To do
Word for word, restate every line of the material.

Stored entries
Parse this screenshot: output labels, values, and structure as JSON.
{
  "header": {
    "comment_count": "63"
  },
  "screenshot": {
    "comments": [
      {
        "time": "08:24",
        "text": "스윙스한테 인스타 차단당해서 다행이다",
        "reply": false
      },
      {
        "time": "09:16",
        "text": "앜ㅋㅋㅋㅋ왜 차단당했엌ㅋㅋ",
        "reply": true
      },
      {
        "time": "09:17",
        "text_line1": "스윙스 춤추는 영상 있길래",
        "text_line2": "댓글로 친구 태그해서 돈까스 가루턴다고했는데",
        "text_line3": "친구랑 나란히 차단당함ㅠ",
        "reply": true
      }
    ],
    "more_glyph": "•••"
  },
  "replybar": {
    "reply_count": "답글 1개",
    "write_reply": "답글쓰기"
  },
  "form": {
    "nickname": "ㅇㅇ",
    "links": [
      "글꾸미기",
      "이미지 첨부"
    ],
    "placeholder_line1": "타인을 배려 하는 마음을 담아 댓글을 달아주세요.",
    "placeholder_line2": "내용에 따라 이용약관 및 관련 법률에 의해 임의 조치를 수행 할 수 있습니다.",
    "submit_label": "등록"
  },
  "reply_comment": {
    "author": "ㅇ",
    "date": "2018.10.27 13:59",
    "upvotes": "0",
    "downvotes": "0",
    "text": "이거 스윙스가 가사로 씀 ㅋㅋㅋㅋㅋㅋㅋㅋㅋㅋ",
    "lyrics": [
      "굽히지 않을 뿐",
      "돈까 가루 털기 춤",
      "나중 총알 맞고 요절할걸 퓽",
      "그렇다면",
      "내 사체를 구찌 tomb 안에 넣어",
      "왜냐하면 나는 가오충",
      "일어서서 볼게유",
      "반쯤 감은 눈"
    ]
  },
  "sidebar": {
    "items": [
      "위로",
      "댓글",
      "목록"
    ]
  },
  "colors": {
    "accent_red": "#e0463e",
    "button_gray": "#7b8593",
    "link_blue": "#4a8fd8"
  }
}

Response below
Parse this screenshot: output labels, values, and structure as JSON.
{
  "header": {
    "comment_count": "63"
  },
  "screenshot": {
    "comments": [
      {
        "time": "08:24",
        "text": "스윙스한테 인스타 차단당해서 다행이다",
        "reply": false
      },
      {
        "time": "09:16",
        "text": "앜ㅋㅋㅋㅋ왜 차단당했엌ㅋㅋ",
        "reply": true
      },
      {
        "time": "09:17",
        "text_line1": "스윙스 춤추는 영상 있길래",
        "text_line2": "댓글로 친구 태그해서 돈까스 가루턴다고했는데",
        "text_line3": "친구랑 나란히 차단당함ㅠ",
        "reply": true
      }
    ],
    "more_glyph": "•••"
  },
  "replybar": {
    "reply_count": "답글 1개",
    "write_reply": "답글쓰기"
  },
  "form": {
    "nickname": "ㅇㅇ",
    "links": [
      "글꾸미기",
      "이미지 첨부"
    ],
    "placeholder_line1": "타인을 배려 하는 마음을 담아 댓글을 달아주세요.",
    "placeholder_line2": "내용에 따라 이용약관 및 관련 법률에 의해 임의 조치를 수행 할 수 있습니다.",
    "submit_label": "등록"
  },
  "reply_comment": {
    "author": "ㅇ",
    "date": "2018.10.27 13:59",
    "upvotes": "0",
    "downvotes": "0",
    "text": "이거 스윙스가 가사로 씀 ㅋㅋㅋㅋㅋㅋㅋㅋㅋㅋ",
    "lyrics": [
      "굽히지 않을 뿐",
      "돈까 가루 털기 춤",
      "나중 총알 맞고 요절할걸 퓽",
      "그렇다면",
      "내 사체를 구찌 tomb 안에 넣어",
      "왜냐하면 나는 가오충",
      "일어서서 볼게유",
      "반쯤 감은 눈"
    ]
  },
  "sidebar": {
    "items": [
      "위로",
      "댓글",
      "목록"
    ]
  },
  "colors": {
    "accent_red": "#e0463e",
    "button_gray": "#7b8593",
    "link_blue": "#4a8fd8"
  }
}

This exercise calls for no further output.